Dataset entries
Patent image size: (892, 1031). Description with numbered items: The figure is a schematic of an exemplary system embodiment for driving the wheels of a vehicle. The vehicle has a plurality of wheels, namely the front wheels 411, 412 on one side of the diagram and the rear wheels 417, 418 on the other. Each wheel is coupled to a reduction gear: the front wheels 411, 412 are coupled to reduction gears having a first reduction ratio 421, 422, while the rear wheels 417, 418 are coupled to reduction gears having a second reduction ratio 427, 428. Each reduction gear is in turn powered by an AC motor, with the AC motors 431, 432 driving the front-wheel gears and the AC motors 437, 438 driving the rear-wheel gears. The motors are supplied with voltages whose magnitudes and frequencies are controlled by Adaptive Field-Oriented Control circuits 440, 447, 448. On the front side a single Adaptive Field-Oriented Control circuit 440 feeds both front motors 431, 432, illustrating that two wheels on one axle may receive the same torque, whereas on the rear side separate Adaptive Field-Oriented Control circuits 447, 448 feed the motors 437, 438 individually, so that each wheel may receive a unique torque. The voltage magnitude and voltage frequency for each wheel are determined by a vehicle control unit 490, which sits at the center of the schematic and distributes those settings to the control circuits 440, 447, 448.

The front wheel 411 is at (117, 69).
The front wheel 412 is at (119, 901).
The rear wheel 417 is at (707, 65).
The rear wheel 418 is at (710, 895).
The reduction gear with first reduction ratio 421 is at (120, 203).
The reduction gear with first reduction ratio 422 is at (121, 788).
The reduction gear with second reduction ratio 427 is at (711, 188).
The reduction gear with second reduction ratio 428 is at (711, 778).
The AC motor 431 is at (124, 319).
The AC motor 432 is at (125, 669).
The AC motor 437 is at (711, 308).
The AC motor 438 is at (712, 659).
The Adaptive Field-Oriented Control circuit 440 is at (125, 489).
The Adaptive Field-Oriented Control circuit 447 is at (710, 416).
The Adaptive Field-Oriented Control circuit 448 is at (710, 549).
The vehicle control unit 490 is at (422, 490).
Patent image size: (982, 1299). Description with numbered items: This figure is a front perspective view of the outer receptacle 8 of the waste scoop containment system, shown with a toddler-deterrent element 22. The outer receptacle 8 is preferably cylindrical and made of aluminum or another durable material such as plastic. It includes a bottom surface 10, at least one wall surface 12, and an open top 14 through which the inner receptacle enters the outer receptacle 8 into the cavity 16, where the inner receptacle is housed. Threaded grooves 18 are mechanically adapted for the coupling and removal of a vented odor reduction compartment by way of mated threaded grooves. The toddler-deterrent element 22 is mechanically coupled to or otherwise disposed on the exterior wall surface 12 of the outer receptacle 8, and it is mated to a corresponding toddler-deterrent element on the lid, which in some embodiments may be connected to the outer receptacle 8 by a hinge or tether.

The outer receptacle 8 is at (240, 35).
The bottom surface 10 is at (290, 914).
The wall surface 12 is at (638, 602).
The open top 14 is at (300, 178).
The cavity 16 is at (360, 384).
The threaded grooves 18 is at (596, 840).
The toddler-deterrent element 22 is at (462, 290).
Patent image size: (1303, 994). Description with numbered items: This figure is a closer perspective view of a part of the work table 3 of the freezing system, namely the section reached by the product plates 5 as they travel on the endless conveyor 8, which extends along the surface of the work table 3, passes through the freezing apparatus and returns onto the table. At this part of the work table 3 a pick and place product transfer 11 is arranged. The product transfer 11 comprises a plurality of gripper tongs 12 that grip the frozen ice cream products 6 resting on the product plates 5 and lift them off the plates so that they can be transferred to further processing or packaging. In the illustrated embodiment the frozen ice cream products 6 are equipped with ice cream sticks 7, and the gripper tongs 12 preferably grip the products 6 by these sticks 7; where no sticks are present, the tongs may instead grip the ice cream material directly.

Stated task
Rewrite the material above, changing "Description with numbered items" to "Summary with labeled parts" everywhere it occurs and leaving the rest untouched.

Full solution
Patent image size: (892, 1031). Summary with labeled parts: The figure is a schematic of an exemplary system embodiment for driving the wheels of a vehicle. The vehicle has a plurality of wheels, namely the front wheels 411, 412 on one side of the diagram and the rear wheels 417, 418 on the other. Each wheel is coupled to a reduction gear: the front wheels 411, 412 are coupled to reduction gears having a first reduction ratio 421, 422, while the rear wheels 417, 418 are coupled to reduction gears having a second reduction ratio 427, 428. Each reduction gear is in turn powered by an AC motor, with the AC motors 431, 432 driving the front-wheel gears and the AC motors 437, 438 driving the rear-wheel gears. The motors are supplied with voltages whose magnitudes and frequencies are controlled by Adaptive Field-Oriented Control circuits 440, 447, 448. On the front side a single Adaptive Field-Oriented Control circuit 440 feeds both front motors 431, 432, illustrating that two wheels on one axle may receive the same torque, whereas on the rear side separate Adaptive Field-Oriented Control circuits 447, 448 feed the motors 437, 438 individually, so that each wheel may receive a unique torque. The voltage magnitude and voltage frequency for each wheel are determined by a vehicle control unit 490, which sits at the center of the schematic and distributes those settings to the control circuits 440, 447, 448.

The front wheel 411 is at (117, 69).
The front wheel 412 is at (119, 901).
The rear wheel 417 is at (707, 65).
The rear wheel 418 is at (710, 895).
The reduction gear with first reduction ratio 421 is at (120, 203).
The reduction gear with first reduction ratio 422 is at (121, 788).
The reduction gear with second reduction ratio 427 is at (711, 188).
The reduction gear with second reduction ratio 428 is at (711, 778).
The AC motor 431 is at (124, 319).
The AC motor 432 is at (125, 669).
The AC motor 437 is at (711, 308).
The AC motor 438 is at (712, 659).
The Adaptive Field-Oriented Control circuit 440 is at (125, 489).
The Adaptive Field-Oriented Control circuit 447 is at (710, 416).
The Adaptive Field-Oriented Control circuit 448 is at (710, 549).
The vehicle control unit 490 is at (422, 490).
Patent image size: (982, 1299). Summary with labeled parts: This figure is a front perspective view of the outer receptacle 8 of the waste scoop containment system, shown with a toddler-deterrent element 22. The outer receptacle 8 is preferably cylindrical and made of aluminum or another durable material such as plastic. It includes a bottom surface 10, at least one wall surface 12, and an open top 14 through which the inner receptacle enters the outer receptacle 8 into the cavity 16, where the inner receptacle is housed. Threaded grooves 18 are mechanically adapted for the coupling and removal of a vented odor reduction compartment by way of mated threaded grooves. The toddler-deterrent element 22 is mechanically coupled to or otherwise disposed on the exterior wall surface 12 of the outer receptacle 8, and it is mated to a corresponding toddler-deterrent element on the lid, which in some embodiments may be connected to the outer receptacle 8 by a hinge or tether.

The outer receptacle 8 is at (240, 35).
The bottom surface 10 is at (290, 914).
The wall surface 12 is at (638, 602).
The open top 14 is at (300, 178).
The cavity 16 is at (360, 384).
The threaded grooves 18 is at (596, 840).
The toddler-deterrent element 22 is at (462, 290).
Patent image size: (1303, 994). Summary with labeled parts: This figure is a closer perspective view of a part of the work table 3 of the freezing system, namely the section reached by the product plates 5 as they travel on the endless conveyor 8, which extends along the surface of the work table 3, passes through the freezing apparatus and returns onto the table. At this part of the work table 3 a pick and place product transfer 11 is arranged. The product transfer 11 comprises a plurality of gripper tongs 12 that grip the frozen ice cream products 6 resting on the product plates 5 and lift them off the plates so that they can be transferred to further processing or packaging. In the illustrated embodiment the frozen ice cream products 6 are equipped with ice cream sticks 7, and the gripper tongs 12 preferably grip the products 6 by these sticks 7; where no sticks are present, the tongs may instead grip the ice cream material directly.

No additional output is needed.